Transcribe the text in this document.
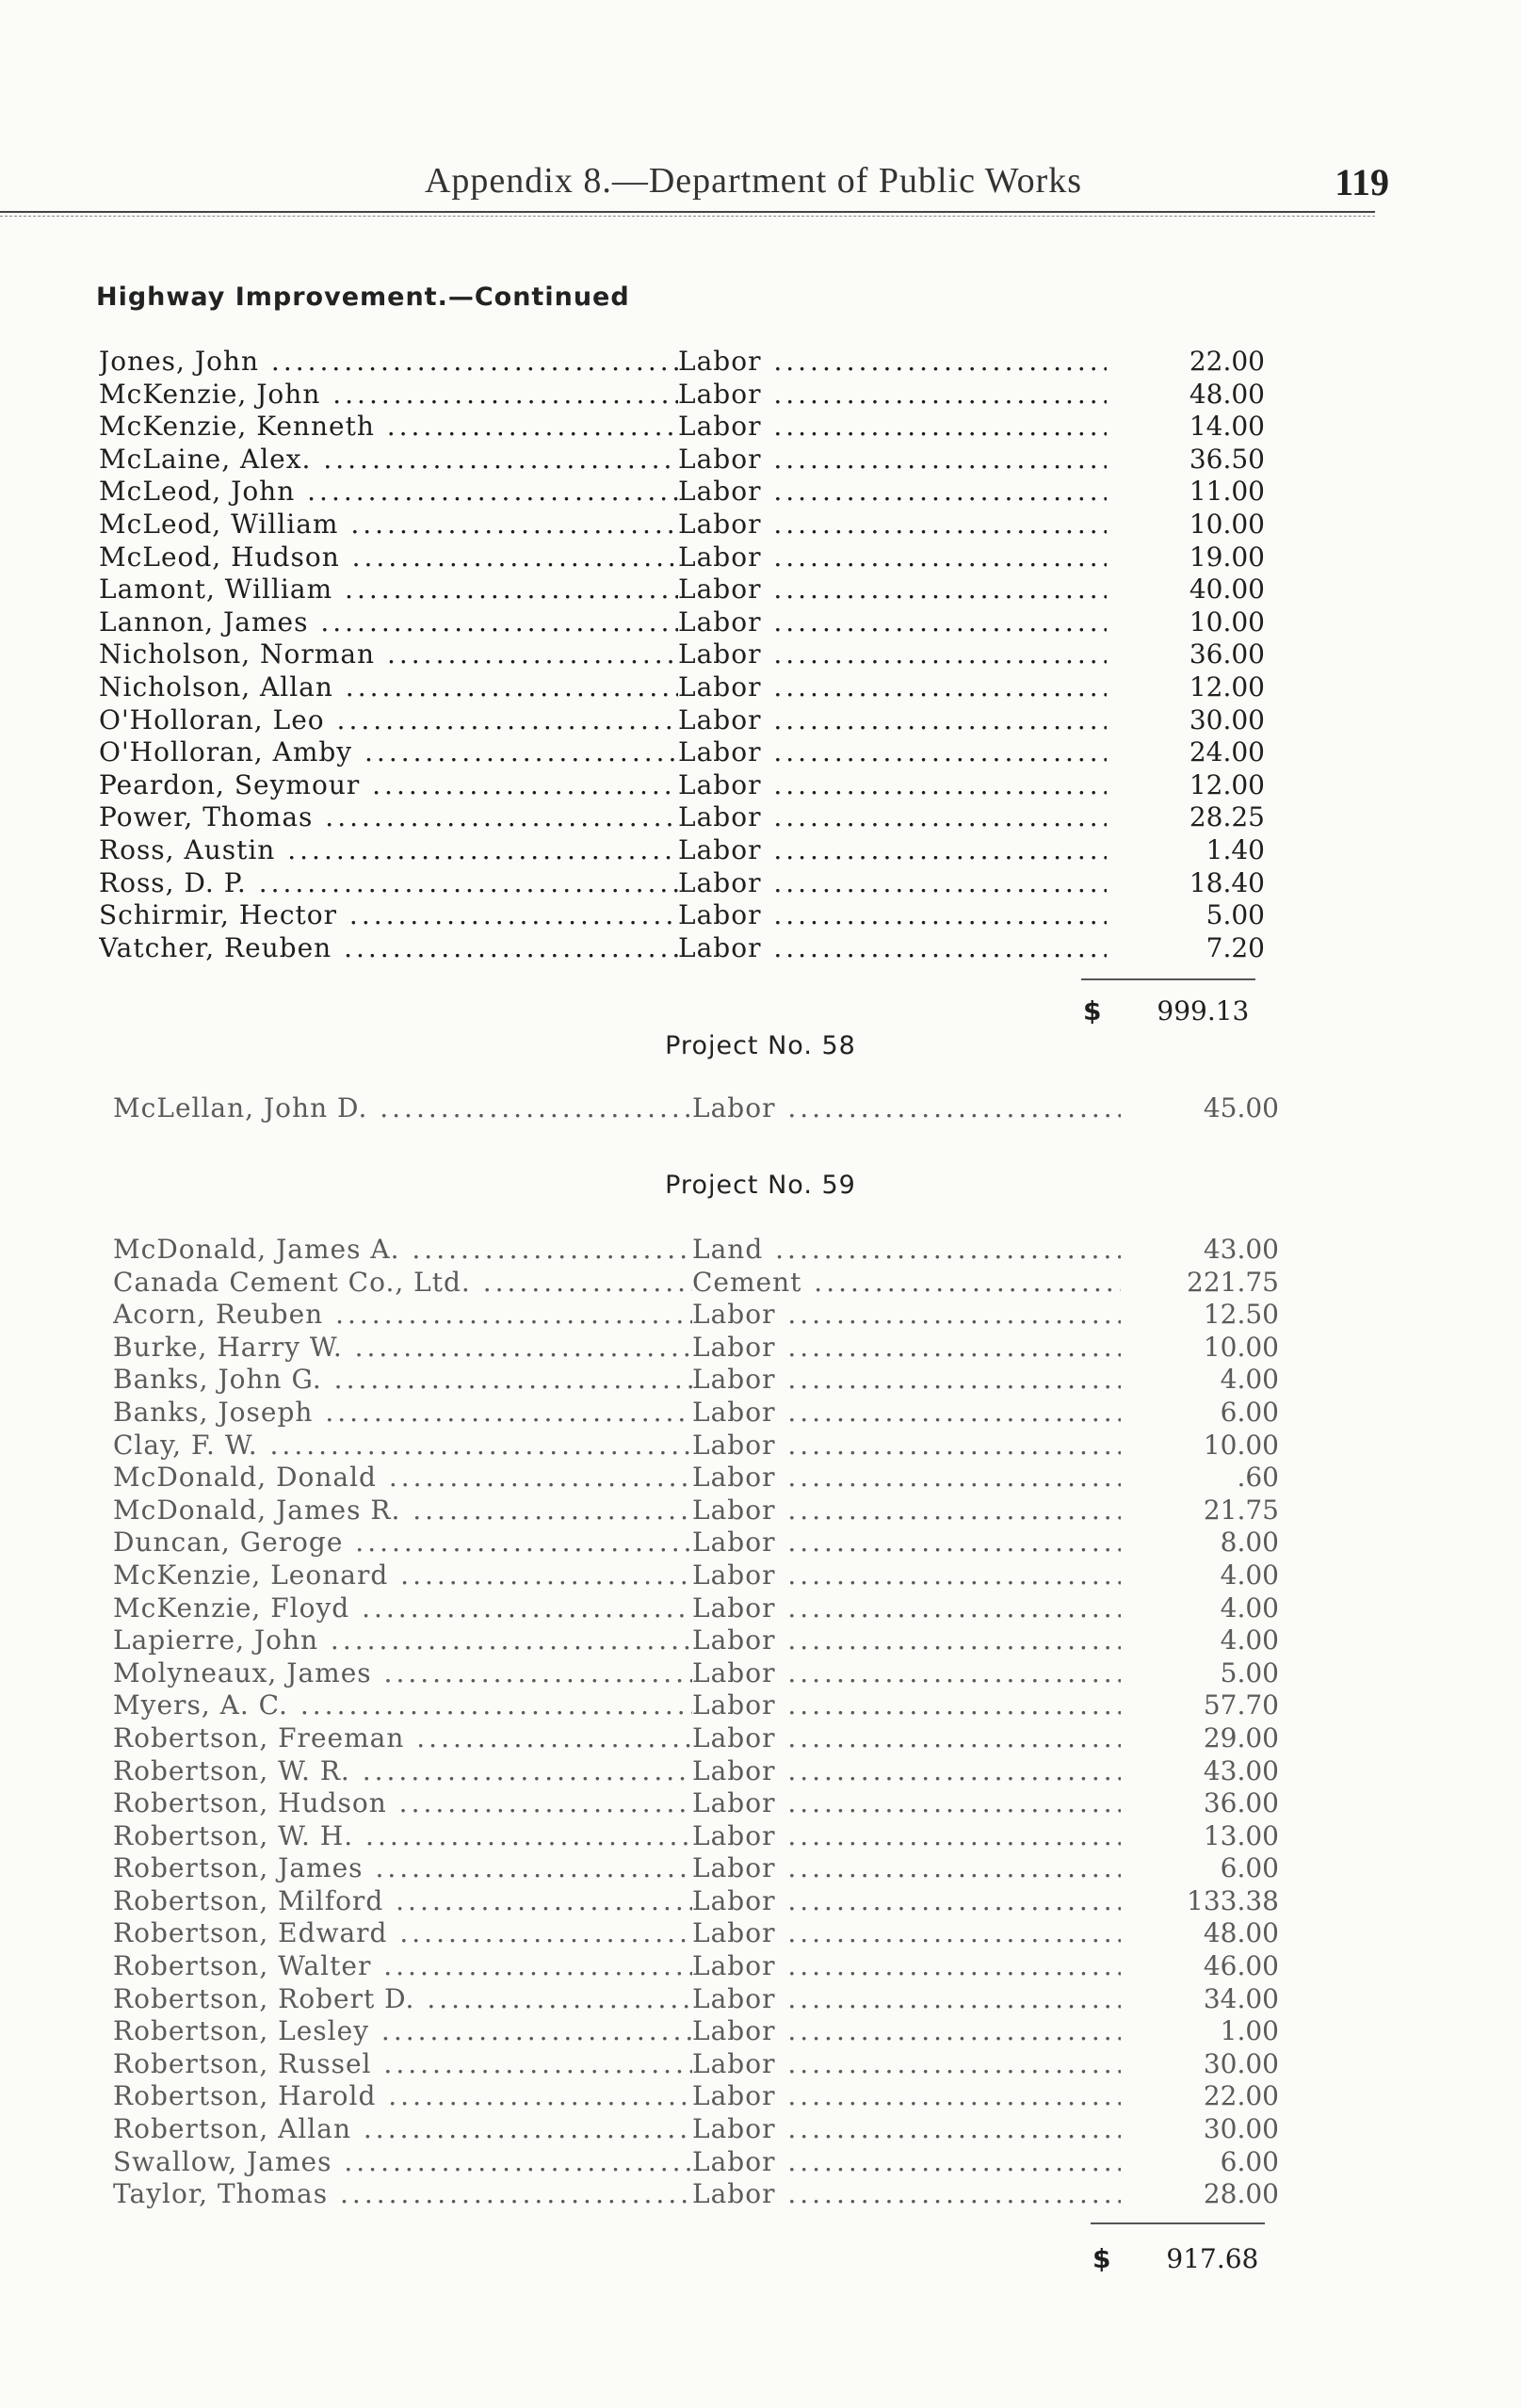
Appendix 8.—Department of Public Works	119
Highway Improvement.—Continued
Jones, John .....	Labor .....	22.00
McKenzie, John .....	Labor .....	48.00
McKenzie, Kenneth .....	Labor .....	14.00
McLaine, Alex. .....	Labor .....	36.50
McLeod, John .....	Labor .....	11.00
McLeod, William .....	Labor .....	10.00
McLeod, Hudson .....	Labor .....	19.00
Lamont, William .....	Labor .....	40.00
Lannon, James .....	Labor .....	10.00
Nicholson, Norman .....	Labor .....	36.00
Nicholson, Allan .....	Labor .....	12.00
O'Holloran, Leo .....	Labor .....	30.00
O'Holloran, Amby .....	Labor .....	24.00
Peardon, Seymour .....	Labor .....	12.00
Power, Thomas .....	Labor .....	28.25
Ross, Austin .....	Labor .....	1.40
Ross, D. P. .....	Labor .....	18.40
Schirmir, Hector .....	Labor .....	5.00
Vatcher, Reuben .....	Labor .....	7.20
$ 999.13
Project No. 58
McLellan, John D. .....	Labor .....	45.00
Project No. 59
McDonald, James A. .....	Land .....	43.00
Canada Cement Co., Ltd. .....	Cement .....	221.75
Acorn, Reuben .....	Labor .....	12.50
Burke, Harry W. .....	Labor .....	10.00
Banks, John G. .....	Labor .....	4.00
Banks, Joseph .....	Labor .....	6.00
Clay, F. W. .....	Labor .....	10.00
McDonald, Donald .....	Labor .....	.60
McDonald, James R. .....	Labor .....	21.75
Duncan, Geroge .....	Labor .....	8.00
McKenzie, Leonard .....	Labor .....	4.00
McKenzie, Floyd .....	Labor .....	4.00
Lapierre, John .....	Labor .....	4.00
Molyneaux, James .....	Labor .....	5.00
Myers, A. C. .....	Labor .....	57.70
Robertson, Freeman .....	Labor .....	29.00
Robertson, W. R. .....	Labor .....	43.00
Robertson, Hudson .....	Labor .....	36.00
Robertson, W. H. .....	Labor .....	13.00
Robertson, James .....	Labor .....	6.00
Robertson, Milford .....	Labor .....	133.38
Robertson, Edward .....	Labor .....	48.00
Robertson, Walter .....	Labor .....	46.00
Robertson, Robert D. .....	Labor .....	34.00
Robertson, Lesley .....	Labor .....	1.00
Robertson, Russel .....	Labor .....	30.00
Robertson, Harold .....	Labor .....	22.00
Robertson, Allan .....	Labor .....	30.00
Swallow, James .....	Labor .....	6.00
Taylor, Thomas .....	Labor .....	28.00
$ 917.68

THE EXERCISE:
What is needed is an exact reproduction of the data, pictures excluded.

TASK OUTPUT:
Transcribe the text in this document.
Appendix 8.—Department of Public Works	119
Highway Improvement.—Continued
Jones, John .....	Labor .....	22.00
McKenzie, John .....	Labor .....	48.00
McKenzie, Kenneth .....	Labor .....	14.00
McLaine, Alex. .....	Labor .....	36.50
McLeod, John .....	Labor .....	11.00
McLeod, William .....	Labor .....	10.00
McLeod, Hudson .....	Labor .....	19.00
Lamont, William .....	Labor .....	40.00
Lannon, James .....	Labor .....	10.00
Nicholson, Norman .....	Labor .....	36.00
Nicholson, Allan .....	Labor .....	12.00
O'Holloran, Leo .....	Labor .....	30.00
O'Holloran, Amby .....	Labor .....	24.00
Peardon, Seymour .....	Labor .....	12.00
Power, Thomas .....	Labor .....	28.25
Ross, Austin .....	Labor .....	1.40
Ross, D. P. .....	Labor .....	18.40
Schirmir, Hector .....	Labor .....	5.00
Vatcher, Reuben .....	Labor .....	7.20
$ 999.13
Project No. 58
McLellan, John D. .....	Labor .....	45.00
Project No. 59
McDonald, James A. .....	Land .....	43.00
Canada Cement Co., Ltd. .....	Cement .....	221.75
Acorn, Reuben .....	Labor .....	12.50
Burke, Harry W. .....	Labor .....	10.00
Banks, John G. .....	Labor .....	4.00
Banks, Joseph .....	Labor .....	6.00
Clay, F. W. .....	Labor .....	10.00
McDonald, Donald .....	Labor .....	.60
McDonald, James R. .....	Labor .....	21.75
Duncan, Geroge .....	Labor .....	8.00
McKenzie, Leonard .....	Labor .....	4.00
McKenzie, Floyd .....	Labor .....	4.00
Lapierre, John .....	Labor .....	4.00
Molyneaux, James .....	Labor .....	5.00
Myers, A. C. .....	Labor .....	57.70
Robertson, Freeman .....	Labor .....	29.00
Robertson, W. R. .....	Labor .....	43.00
Robertson, Hudson .....	Labor .....	36.00
Robertson, W. H. .....	Labor .....	13.00
Robertson, James .....	Labor .....	6.00
Robertson, Milford .....	Labor .....	133.38
Robertson, Edward .....	Labor .....	48.00
Robertson, Walter .....	Labor .....	46.00
Robertson, Robert D. .....	Labor .....	34.00
Robertson, Lesley .....	Labor .....	1.00
Robertson, Russel .....	Labor .....	30.00
Robertson, Harold .....	Labor .....	22.00
Robertson, Allan .....	Labor .....	30.00
Swallow, James .....	Labor .....	6.00
Taylor, Thomas .....	Labor .....	28.00
$ 917.68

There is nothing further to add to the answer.